> **AIM OF THE TASK**:
Copy the stretch of the listing from the line containing "list each element" through the line containing "y-tick-label: 0.10: [18, 155, 34, 164]", with every line unchanged.

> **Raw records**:
* Begin *

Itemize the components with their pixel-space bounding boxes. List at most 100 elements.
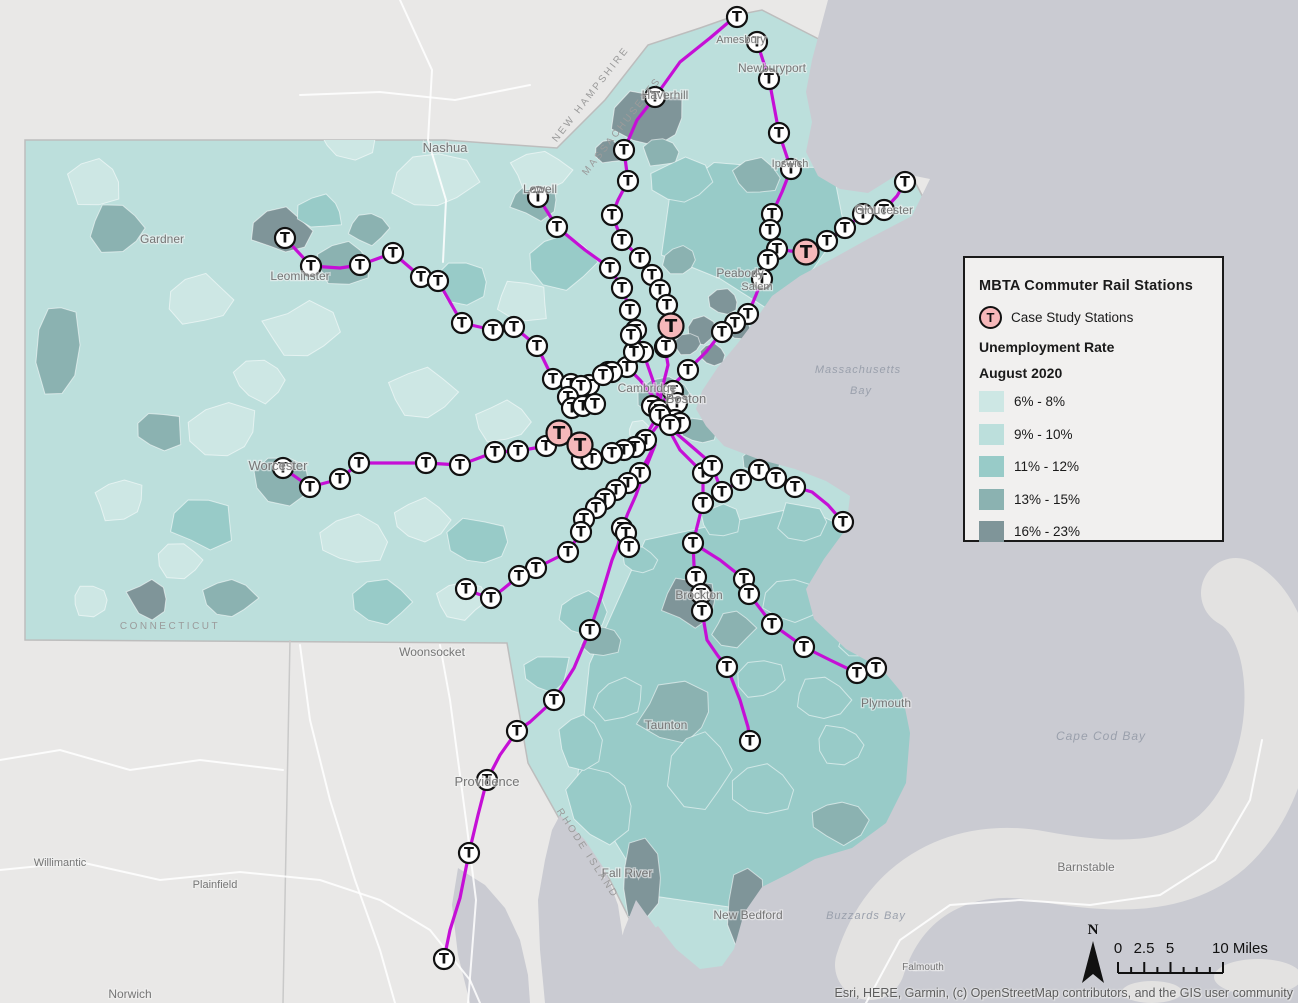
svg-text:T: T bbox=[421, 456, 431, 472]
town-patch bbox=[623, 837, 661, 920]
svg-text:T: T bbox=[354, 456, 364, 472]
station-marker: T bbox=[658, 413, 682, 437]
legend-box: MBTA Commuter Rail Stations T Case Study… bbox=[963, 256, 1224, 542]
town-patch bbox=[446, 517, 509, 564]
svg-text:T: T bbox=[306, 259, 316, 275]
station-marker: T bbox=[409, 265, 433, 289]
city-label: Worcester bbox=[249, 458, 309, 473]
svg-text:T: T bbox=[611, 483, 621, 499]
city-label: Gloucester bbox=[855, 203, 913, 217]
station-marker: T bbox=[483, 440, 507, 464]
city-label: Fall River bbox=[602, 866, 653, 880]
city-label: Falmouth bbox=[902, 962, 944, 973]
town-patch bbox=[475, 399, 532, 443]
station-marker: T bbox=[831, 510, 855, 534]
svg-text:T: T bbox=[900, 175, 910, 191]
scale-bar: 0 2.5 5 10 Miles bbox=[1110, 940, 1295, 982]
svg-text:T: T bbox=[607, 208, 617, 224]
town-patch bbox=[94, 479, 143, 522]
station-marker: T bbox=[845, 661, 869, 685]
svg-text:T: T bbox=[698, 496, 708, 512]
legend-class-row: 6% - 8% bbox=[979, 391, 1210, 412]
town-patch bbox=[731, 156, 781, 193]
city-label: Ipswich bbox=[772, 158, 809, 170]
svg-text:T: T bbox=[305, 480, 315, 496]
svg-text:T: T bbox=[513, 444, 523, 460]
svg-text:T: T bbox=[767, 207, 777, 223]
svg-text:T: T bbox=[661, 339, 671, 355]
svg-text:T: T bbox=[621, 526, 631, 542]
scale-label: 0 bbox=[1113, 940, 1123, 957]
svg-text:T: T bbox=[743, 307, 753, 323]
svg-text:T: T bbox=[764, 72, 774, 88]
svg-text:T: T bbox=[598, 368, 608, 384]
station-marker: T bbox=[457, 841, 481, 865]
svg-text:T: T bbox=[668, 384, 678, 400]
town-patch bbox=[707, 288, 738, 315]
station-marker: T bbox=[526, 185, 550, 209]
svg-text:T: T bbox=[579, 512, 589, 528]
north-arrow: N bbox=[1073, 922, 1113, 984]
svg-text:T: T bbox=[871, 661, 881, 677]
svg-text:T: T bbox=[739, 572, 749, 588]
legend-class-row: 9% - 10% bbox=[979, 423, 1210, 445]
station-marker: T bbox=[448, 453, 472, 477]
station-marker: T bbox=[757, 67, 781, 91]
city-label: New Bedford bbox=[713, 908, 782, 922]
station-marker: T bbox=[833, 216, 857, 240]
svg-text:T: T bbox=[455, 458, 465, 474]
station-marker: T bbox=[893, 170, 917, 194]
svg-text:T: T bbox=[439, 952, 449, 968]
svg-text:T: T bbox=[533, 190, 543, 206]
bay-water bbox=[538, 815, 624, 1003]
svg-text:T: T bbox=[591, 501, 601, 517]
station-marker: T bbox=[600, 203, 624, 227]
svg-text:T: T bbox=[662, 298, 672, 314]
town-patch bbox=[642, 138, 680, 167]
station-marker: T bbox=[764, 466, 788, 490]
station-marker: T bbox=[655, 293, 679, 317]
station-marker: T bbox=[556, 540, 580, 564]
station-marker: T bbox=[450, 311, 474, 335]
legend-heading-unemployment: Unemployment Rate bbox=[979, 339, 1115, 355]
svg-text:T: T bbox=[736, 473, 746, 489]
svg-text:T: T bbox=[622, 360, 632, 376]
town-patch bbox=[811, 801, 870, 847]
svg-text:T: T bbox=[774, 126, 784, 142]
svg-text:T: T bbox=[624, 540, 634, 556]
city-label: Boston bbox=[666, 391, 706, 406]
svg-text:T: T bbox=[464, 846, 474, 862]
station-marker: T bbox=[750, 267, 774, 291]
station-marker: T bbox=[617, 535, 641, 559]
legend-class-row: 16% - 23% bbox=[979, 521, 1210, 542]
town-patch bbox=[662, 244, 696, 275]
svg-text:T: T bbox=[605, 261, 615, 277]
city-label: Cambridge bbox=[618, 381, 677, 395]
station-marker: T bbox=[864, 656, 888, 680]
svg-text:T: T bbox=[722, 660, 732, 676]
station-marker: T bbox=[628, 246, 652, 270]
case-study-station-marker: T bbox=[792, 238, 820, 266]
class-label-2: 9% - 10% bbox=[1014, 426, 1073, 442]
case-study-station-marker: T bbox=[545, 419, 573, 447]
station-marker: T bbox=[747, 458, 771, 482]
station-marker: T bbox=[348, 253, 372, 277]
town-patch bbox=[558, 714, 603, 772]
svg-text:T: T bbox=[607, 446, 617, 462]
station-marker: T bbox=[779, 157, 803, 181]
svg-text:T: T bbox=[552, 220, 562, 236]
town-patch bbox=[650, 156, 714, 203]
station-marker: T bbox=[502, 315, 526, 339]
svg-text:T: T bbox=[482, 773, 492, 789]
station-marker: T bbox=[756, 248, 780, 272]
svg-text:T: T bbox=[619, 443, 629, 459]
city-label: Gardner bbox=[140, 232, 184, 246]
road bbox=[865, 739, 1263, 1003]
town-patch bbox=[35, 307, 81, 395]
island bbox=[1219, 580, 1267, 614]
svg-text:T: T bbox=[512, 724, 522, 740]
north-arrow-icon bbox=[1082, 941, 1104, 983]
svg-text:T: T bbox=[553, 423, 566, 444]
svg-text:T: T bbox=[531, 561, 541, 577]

* End *
* Begin *

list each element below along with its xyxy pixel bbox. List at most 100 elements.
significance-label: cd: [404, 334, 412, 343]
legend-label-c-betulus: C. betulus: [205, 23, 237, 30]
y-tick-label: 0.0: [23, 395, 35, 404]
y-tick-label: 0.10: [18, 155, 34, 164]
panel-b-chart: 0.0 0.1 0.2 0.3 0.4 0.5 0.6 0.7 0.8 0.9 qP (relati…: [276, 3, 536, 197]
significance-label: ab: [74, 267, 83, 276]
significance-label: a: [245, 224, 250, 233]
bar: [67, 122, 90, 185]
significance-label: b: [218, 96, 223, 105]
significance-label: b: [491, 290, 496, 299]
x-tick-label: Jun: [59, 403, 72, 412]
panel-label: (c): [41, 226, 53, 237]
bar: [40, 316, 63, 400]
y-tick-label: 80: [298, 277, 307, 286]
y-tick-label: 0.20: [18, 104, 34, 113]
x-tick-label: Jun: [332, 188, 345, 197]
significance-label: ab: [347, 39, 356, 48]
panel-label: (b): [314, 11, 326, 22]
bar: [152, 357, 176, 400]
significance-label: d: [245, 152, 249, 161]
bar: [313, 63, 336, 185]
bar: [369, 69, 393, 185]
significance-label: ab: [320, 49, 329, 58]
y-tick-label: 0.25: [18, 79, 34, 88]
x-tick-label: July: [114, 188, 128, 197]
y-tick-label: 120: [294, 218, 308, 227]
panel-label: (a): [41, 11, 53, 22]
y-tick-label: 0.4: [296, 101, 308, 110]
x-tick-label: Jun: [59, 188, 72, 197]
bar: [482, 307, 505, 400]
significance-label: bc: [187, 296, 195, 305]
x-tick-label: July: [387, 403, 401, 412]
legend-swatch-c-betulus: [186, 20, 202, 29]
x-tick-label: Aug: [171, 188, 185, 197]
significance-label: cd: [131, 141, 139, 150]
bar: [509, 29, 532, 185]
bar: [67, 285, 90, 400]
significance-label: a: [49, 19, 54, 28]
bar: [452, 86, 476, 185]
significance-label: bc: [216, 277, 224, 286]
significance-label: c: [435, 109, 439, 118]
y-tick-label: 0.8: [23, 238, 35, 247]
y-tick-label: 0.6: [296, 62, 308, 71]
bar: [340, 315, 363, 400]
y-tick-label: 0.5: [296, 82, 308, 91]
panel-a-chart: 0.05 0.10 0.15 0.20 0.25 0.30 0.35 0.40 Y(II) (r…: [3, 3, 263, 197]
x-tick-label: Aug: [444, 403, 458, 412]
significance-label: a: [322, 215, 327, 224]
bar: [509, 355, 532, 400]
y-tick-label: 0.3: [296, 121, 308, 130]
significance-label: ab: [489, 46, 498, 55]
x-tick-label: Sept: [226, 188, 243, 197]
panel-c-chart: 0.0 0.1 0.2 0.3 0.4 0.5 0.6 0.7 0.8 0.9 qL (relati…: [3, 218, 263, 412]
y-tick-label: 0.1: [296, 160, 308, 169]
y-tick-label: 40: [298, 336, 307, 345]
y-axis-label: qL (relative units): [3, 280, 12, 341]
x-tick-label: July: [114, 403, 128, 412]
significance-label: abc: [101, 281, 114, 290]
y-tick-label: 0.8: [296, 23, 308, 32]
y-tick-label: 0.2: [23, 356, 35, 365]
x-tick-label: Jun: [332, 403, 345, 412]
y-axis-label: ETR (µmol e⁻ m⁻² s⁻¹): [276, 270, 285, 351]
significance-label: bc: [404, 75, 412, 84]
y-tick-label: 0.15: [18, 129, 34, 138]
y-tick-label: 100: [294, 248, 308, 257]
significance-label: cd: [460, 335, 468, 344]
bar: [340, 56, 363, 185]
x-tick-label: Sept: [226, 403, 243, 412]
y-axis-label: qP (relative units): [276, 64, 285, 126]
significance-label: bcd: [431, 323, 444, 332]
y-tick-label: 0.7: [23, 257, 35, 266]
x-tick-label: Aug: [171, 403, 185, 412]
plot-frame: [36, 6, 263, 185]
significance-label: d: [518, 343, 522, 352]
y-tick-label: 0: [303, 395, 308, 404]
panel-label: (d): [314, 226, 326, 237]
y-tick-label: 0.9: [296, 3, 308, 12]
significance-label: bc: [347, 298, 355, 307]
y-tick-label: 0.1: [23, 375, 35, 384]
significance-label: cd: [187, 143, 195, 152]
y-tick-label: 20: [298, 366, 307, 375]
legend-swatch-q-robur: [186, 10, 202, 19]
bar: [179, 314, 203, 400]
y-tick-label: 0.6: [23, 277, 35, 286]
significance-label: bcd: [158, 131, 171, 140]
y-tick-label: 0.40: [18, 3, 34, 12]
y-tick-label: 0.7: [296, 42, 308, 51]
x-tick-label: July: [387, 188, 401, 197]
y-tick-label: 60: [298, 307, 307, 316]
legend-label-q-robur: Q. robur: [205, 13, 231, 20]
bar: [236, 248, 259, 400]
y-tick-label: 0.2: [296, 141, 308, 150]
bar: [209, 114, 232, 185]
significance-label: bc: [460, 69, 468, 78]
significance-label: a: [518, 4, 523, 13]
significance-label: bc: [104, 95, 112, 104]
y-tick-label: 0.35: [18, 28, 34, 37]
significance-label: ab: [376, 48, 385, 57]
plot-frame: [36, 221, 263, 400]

* End *

> **OUTPUT OF THE EXERCISE**:
list each element below along with its xyxy pixel bbox. List at most 100 elements.
significance-label: cd: [404, 334, 412, 343]
legend-label-c-betulus: C. betulus: [205, 23, 237, 30]
y-tick-label: 0.0: [23, 395, 35, 404]
y-tick-label: 0.10: [18, 155, 34, 164]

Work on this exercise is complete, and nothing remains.